Given exercise -
Give only the number of lines in the records that include the string "true".

(Excerpt from a dataset)
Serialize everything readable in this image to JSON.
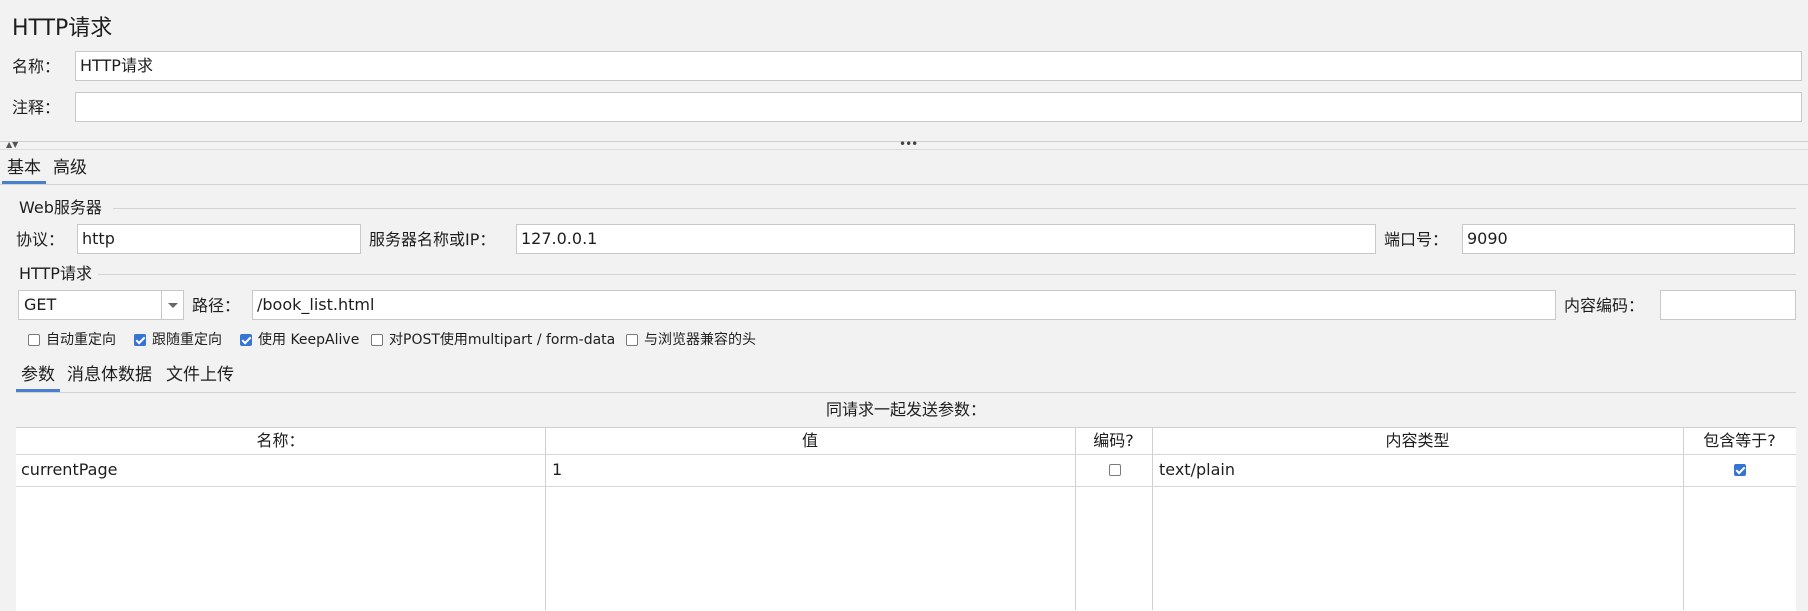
{
  "panel": {
    "title": "HTTP请求"
  },
  "name_label": "名称：",
  "name_value": "HTTP请求",
  "comment_label": "注释：",
  "comment_value": "",
  "tabs": {
    "basic": "基本",
    "advanced": "高级"
  },
  "web_server": {
    "section_title": "Web服务器",
    "protocol_label": "协议：",
    "protocol_value": "http",
    "server_label": "服务器名称或IP：",
    "server_value": "127.0.0.1",
    "port_label": "端口号：",
    "port_value": "9090"
  },
  "http_request": {
    "section_title": "HTTP请求",
    "method_value": "GET",
    "path_label": "路径：",
    "path_value": "/book_list.html",
    "encoding_label": "内容编码：",
    "encoding_value": ""
  },
  "options": [
    {
      "label": "自动重定向",
      "checked": false
    },
    {
      "label": "跟随重定向",
      "checked": true
    },
    {
      "label": "使用 KeepAlive",
      "checked": true
    },
    {
      "label": "对POST使用multipart / form-data",
      "checked": false
    },
    {
      "label": "与浏览器兼容的头",
      "checked": false
    }
  ],
  "subtabs": {
    "params": "参数",
    "body": "消息体数据",
    "files": "文件上传"
  },
  "params_caption": "同请求一起发送参数：",
  "table": {
    "headers": [
      "名称：",
      "值",
      "编码?",
      "内容类型",
      "包含等于?"
    ],
    "rows": [
      {
        "name": "currentPage",
        "value": "1",
        "encode": false,
        "content_type": "text/plain",
        "include_equals": true
      }
    ]
  }
}
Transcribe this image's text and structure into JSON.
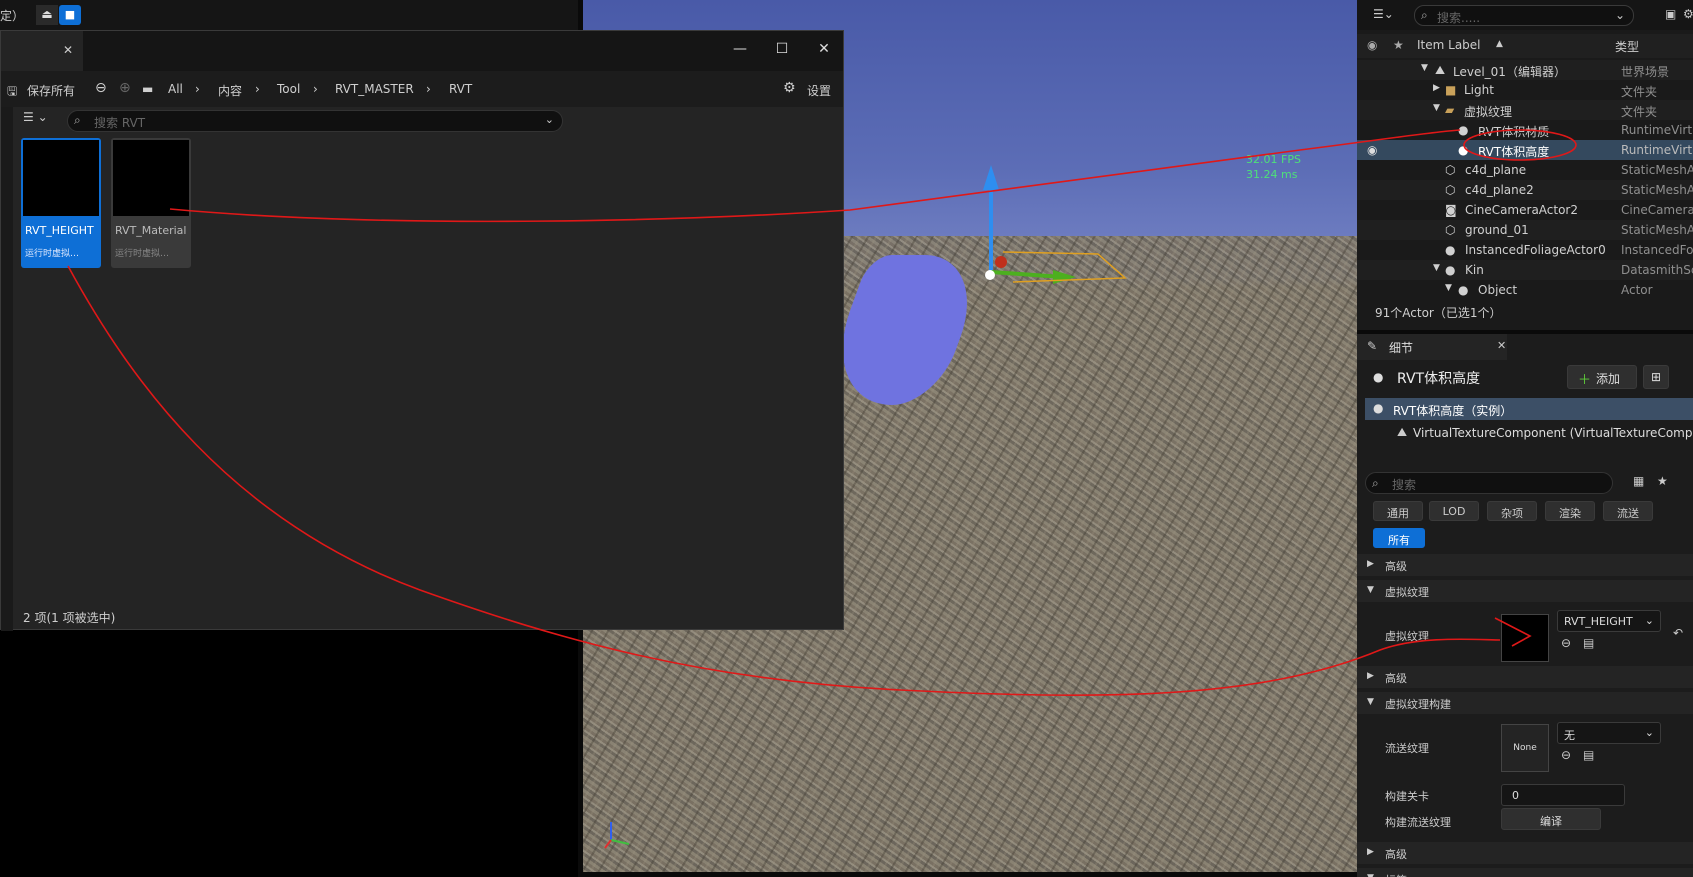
{
  "top_strip": {
    "label": "定）",
    "eject_icon": "eject-icon",
    "camera_icon": "video-camera-icon"
  },
  "viewport": {
    "fps": "32.01 FPS",
    "ms": "31.24 ms"
  },
  "content_browser": {
    "toolbar": {
      "save_all": "保存所有",
      "settings": "设置"
    },
    "breadcrumb": [
      "All",
      "内容",
      "Tool",
      "RVT_MASTER",
      "RVT"
    ],
    "search_placeholder": "搜索 RVT",
    "assets": [
      {
        "name": "RVT_HEIGHT",
        "type": "运行时虚拟…",
        "selected": true
      },
      {
        "name": "RVT_Material",
        "type": "运行时虚拟…",
        "selected": false
      }
    ],
    "status": "2 项(1 项被选中)"
  },
  "outliner": {
    "search_placeholder": "搜索.....",
    "col_label": "Item Label",
    "col_type": "类型",
    "rows": [
      {
        "label": "Level_01（编辑器）",
        "type": "世界场景"
      },
      {
        "label": "Light",
        "type": "文件夹"
      },
      {
        "label": "虚拟纹理",
        "type": "文件夹"
      },
      {
        "label": "RVT体积材质",
        "type": "RuntimeVirtu"
      },
      {
        "label": "RVT体积高度",
        "type": "RuntimeVirtu"
      },
      {
        "label": "c4d_plane",
        "type": "StaticMeshA"
      },
      {
        "label": "c4d_plane2",
        "type": "StaticMeshA"
      },
      {
        "label": "CineCameraActor2",
        "type": "CineCamera"
      },
      {
        "label": "ground_01",
        "type": "StaticMeshA"
      },
      {
        "label": "InstancedFoliageActor0",
        "type": "InstancedFo"
      },
      {
        "label": "Kin",
        "type": "DatasmithSc"
      },
      {
        "label": "Object_",
        "type": "Actor"
      }
    ],
    "count": "91个Actor（已选1个）"
  },
  "details": {
    "tab": "细节",
    "title": "RVT体积高度",
    "add": "添加",
    "instance": "RVT体积高度（实例）",
    "component": "VirtualTextureComponent (VirtualTextureComp",
    "search_placeholder": "搜索",
    "filters": [
      "通用",
      "LOD",
      "杂项",
      "渲染",
      "流送"
    ],
    "all": "所有",
    "sections": {
      "advanced": "高级",
      "vt": "虚拟纹理",
      "vt_build": "虚拟纹理构建",
      "tags": "标签"
    },
    "props": {
      "vt": "虚拟纹理",
      "vt_value": "RVT_HEIGHT",
      "stream": "流送纹理",
      "stream_value": "无",
      "none": "None",
      "build_level": "构建关卡",
      "build_level_value": "0",
      "build_stream": "构建流送纹理",
      "compile": "编译"
    }
  }
}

Correct response -
4